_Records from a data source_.
====
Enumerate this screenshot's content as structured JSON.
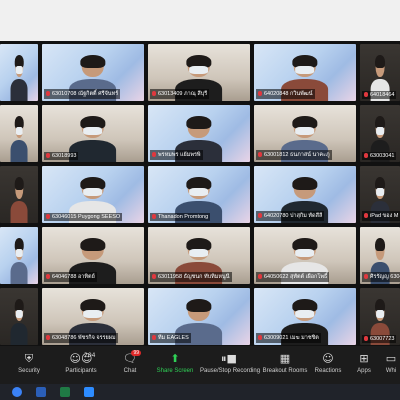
{
  "gallery": {
    "tiles": [
      {
        "name": "",
        "scene": "slide"
      },
      {
        "name": "63010708 ณัฐกิตติ์ ศรีจันทร์",
        "scene": "slide"
      },
      {
        "name": "63013409 ภาณุ สีบุรี",
        "scene": "room"
      },
      {
        "name": "64020848 กวินพัฒน์",
        "scene": "slide"
      },
      {
        "name": "64018464",
        "scene": "dark"
      },
      {
        "name": "",
        "scene": "room"
      },
      {
        "name": "63018993",
        "scene": "room"
      },
      {
        "name": "พรหมพร แย้มพรพิ",
        "scene": "slide"
      },
      {
        "name": "63001812 ธนภาสน์ นาคะภู",
        "scene": "room"
      },
      {
        "name": "63003041",
        "scene": "dark"
      },
      {
        "name": "",
        "scene": "dark"
      },
      {
        "name": "63046015 Puygong SEESO",
        "scene": "slide"
      },
      {
        "name": "Thanadon Promtong",
        "scene": "slide"
      },
      {
        "name": "64020780 ปาสุกิม ทัดสีลี",
        "scene": "slide"
      },
      {
        "name": "iPad ของ M",
        "scene": "dark"
      },
      {
        "name": "",
        "scene": "slide"
      },
      {
        "name": "64046788 อาทิตย์",
        "scene": "room"
      },
      {
        "name": "63011958 ธัญชนก ทับทิมหนูนี",
        "scene": "room"
      },
      {
        "name": "64050622 สุทัตต์ เผือกโพธิ์",
        "scene": "room"
      },
      {
        "name": "ศิรรัญญ 6304",
        "scene": "room"
      },
      {
        "name": "",
        "scene": "dark"
      },
      {
        "name": "63048786 พัชรกิจ จรรยผม",
        "scene": "room"
      },
      {
        "name": "ทีม EAGLES",
        "scene": "slide"
      },
      {
        "name": "63009021 เมฆ มาชชิต",
        "scene": "slide"
      },
      {
        "name": "63007723",
        "scene": "dark"
      }
    ]
  },
  "toolbar": {
    "security": "Security",
    "participants": "Participants",
    "participants_count": "204",
    "chat": "Chat",
    "chat_badge": "99",
    "share": "Share Screen",
    "record": "Pause/Stop Recording",
    "breakout": "Breakout Rooms",
    "reactions": "Reactions",
    "apps": "Apps",
    "whiteboard": "Whi"
  },
  "colors": {
    "share_green": "#2fd056",
    "mute_red": "#e0383e",
    "toolbar_bg": "#1c1c1c"
  }
}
====
_What you will do_.
Could you repeat all of the material exactly? Pictures should not be copied.

_Correct response_.
Enumerate this screenshot's content as structured JSON.
{
  "gallery": {
    "tiles": [
      {
        "name": "",
        "scene": "slide"
      },
      {
        "name": "63010708 ณัฐกิตติ์ ศรีจันทร์",
        "scene": "slide"
      },
      {
        "name": "63013409 ภาณุ สีบุรี",
        "scene": "room"
      },
      {
        "name": "64020848 กวินพัฒน์",
        "scene": "slide"
      },
      {
        "name": "64018464",
        "scene": "dark"
      },
      {
        "name": "",
        "scene": "room"
      },
      {
        "name": "63018993",
        "scene": "room"
      },
      {
        "name": "พรหมพร แย้มพรพิ",
        "scene": "slide"
      },
      {
        "name": "63001812 ธนภาสน์ นาคะภู",
        "scene": "room"
      },
      {
        "name": "63003041",
        "scene": "dark"
      },
      {
        "name": "",
        "scene": "dark"
      },
      {
        "name": "63046015 Puygong SEESO",
        "scene": "slide"
      },
      {
        "name": "Thanadon Promtong",
        "scene": "slide"
      },
      {
        "name": "64020780 ปาสุกิม ทัดสีลี",
        "scene": "slide"
      },
      {
        "name": "iPad ของ M",
        "scene": "dark"
      },
      {
        "name": "",
        "scene": "slide"
      },
      {
        "name": "64046788 อาทิตย์",
        "scene": "room"
      },
      {
        "name": "63011958 ธัญชนก ทับทิมหนูนี",
        "scene": "room"
      },
      {
        "name": "64050622 สุทัตต์ เผือกโพธิ์",
        "scene": "room"
      },
      {
        "name": "ศิรรัญญ 6304",
        "scene": "room"
      },
      {
        "name": "",
        "scene": "dark"
      },
      {
        "name": "63048786 พัชรกิจ จรรยผม",
        "scene": "room"
      },
      {
        "name": "ทีม EAGLES",
        "scene": "slide"
      },
      {
        "name": "63009021 เมฆ มาชชิต",
        "scene": "slide"
      },
      {
        "name": "63007723",
        "scene": "dark"
      }
    ]
  },
  "toolbar": {
    "security": "Security",
    "participants": "Participants",
    "participants_count": "204",
    "chat": "Chat",
    "chat_badge": "99",
    "share": "Share Screen",
    "record": "Pause/Stop Recording",
    "breakout": "Breakout Rooms",
    "reactions": "Reactions",
    "apps": "Apps",
    "whiteboard": "Whi"
  },
  "colors": {
    "share_green": "#2fd056",
    "mute_red": "#e0383e",
    "toolbar_bg": "#1c1c1c"
  }
}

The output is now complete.